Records
——————
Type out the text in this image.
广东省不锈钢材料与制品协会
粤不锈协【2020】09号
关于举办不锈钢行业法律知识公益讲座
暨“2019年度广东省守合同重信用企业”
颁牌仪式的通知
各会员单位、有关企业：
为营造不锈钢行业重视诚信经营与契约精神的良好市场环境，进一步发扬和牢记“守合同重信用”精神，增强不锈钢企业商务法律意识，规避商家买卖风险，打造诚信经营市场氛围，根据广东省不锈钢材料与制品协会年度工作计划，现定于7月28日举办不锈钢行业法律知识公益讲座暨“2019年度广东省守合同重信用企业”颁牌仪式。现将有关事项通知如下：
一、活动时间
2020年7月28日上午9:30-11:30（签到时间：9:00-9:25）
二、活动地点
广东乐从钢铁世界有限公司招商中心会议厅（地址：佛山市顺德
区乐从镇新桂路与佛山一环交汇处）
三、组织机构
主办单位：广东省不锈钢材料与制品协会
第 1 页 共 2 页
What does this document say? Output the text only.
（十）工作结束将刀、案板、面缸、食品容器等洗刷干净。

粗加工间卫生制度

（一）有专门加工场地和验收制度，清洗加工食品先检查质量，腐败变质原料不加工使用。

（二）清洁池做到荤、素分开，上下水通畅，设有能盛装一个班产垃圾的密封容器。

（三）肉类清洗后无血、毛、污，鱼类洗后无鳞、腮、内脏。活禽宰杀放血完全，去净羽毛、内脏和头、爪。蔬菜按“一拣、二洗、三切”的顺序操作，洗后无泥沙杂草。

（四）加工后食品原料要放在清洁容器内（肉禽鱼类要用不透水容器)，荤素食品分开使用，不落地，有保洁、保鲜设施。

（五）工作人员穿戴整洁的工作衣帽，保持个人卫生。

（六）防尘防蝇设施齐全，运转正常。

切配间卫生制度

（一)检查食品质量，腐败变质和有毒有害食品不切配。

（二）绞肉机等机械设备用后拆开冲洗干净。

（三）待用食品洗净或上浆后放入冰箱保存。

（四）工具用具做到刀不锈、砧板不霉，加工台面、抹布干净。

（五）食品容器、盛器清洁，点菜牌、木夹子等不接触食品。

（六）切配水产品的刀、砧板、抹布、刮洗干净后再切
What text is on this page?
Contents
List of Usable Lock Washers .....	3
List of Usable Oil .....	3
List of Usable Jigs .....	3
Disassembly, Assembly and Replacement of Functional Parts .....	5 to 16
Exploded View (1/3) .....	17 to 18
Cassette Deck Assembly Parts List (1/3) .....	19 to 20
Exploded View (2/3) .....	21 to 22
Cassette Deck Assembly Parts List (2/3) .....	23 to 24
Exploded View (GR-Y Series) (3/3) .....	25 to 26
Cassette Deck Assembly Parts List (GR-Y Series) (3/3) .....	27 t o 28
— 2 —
——————
Return the entries above exactly, each one complete.

_Result of the exercise_.
Type out the text in this image.
广东省不锈钢材料与制品协会
粤不锈协【2020】09号
关于举办不锈钢行业法律知识公益讲座
暨“2019年度广东省守合同重信用企业”
颁牌仪式的通知
各会员单位、有关企业：
为营造不锈钢行业重视诚信经营与契约精神的良好市场环境，进一步发扬和牢记“守合同重信用”精神，增强不锈钢企业商务法律意识，规避商家买卖风险，打造诚信经营市场氛围，根据广东省不锈钢材料与制品协会年度工作计划，现定于7月28日举办不锈钢行业法律知识公益讲座暨“2019年度广东省守合同重信用企业”颁牌仪式。现将有关事项通知如下：
一、活动时间
2020年7月28日上午9:30-11:30（签到时间：9:00-9:25）
二、活动地点
广东乐从钢铁世界有限公司招商中心会议厅（地址：佛山市顺德
区乐从镇新桂路与佛山一环交汇处）
三、组织机构
主办单位：广东省不锈钢材料与制品协会
第 1 页 共 2 页
What does this document say? Output the text only.
（十）工作结束将刀、案板、面缸、食品容器等洗刷干净。

粗加工间卫生制度

（一）有专门加工场地和验收制度，清洗加工食品先检查质量，腐败变质原料不加工使用。

（二）清洁池做到荤、素分开，上下水通畅，设有能盛装一个班产垃圾的密封容器。

（三）肉类清洗后无血、毛、污，鱼类洗后无鳞、腮、内脏。活禽宰杀放血完全，去净羽毛、内脏和头、爪。蔬菜按“一拣、二洗、三切”的顺序操作，洗后无泥沙杂草。

（四）加工后食品原料要放在清洁容器内（肉禽鱼类要用不透水容器)，荤素食品分开使用，不落地，有保洁、保鲜设施。

（五）工作人员穿戴整洁的工作衣帽，保持个人卫生。

（六）防尘防蝇设施齐全，运转正常。

切配间卫生制度

（一)检查食品质量，腐败变质和有毒有害食品不切配。

（二）绞肉机等机械设备用后拆开冲洗干净。

（三）待用食品洗净或上浆后放入冰箱保存。

（四）工具用具做到刀不锈、砧板不霉，加工台面、抹布干净。

（五）食品容器、盛器清洁，点菜牌、木夹子等不接触食品。

（六）切配水产品的刀、砧板、抹布、刮洗干净后再切
What text is on this page?
Contents
List of Usable Lock Washers .....	3
List of Usable Oil .....	3
List of Usable Jigs .....	3
Disassembly, Assembly and Replacement of Functional Parts .....	5 to 16
Exploded View (1/3) .....	17 to 18
Cassette Deck Assembly Parts List (1/3) .....	19 to 20
Exploded View (2/3) .....	21 to 22
Cassette Deck Assembly Parts List (2/3) .....	23 to 24
Exploded View (GR-Y Series) (3/3) .....	25 to 26
Cassette Deck Assembly Parts List (GR-Y Series) (3/3) .....	27 t o 28
— 2 —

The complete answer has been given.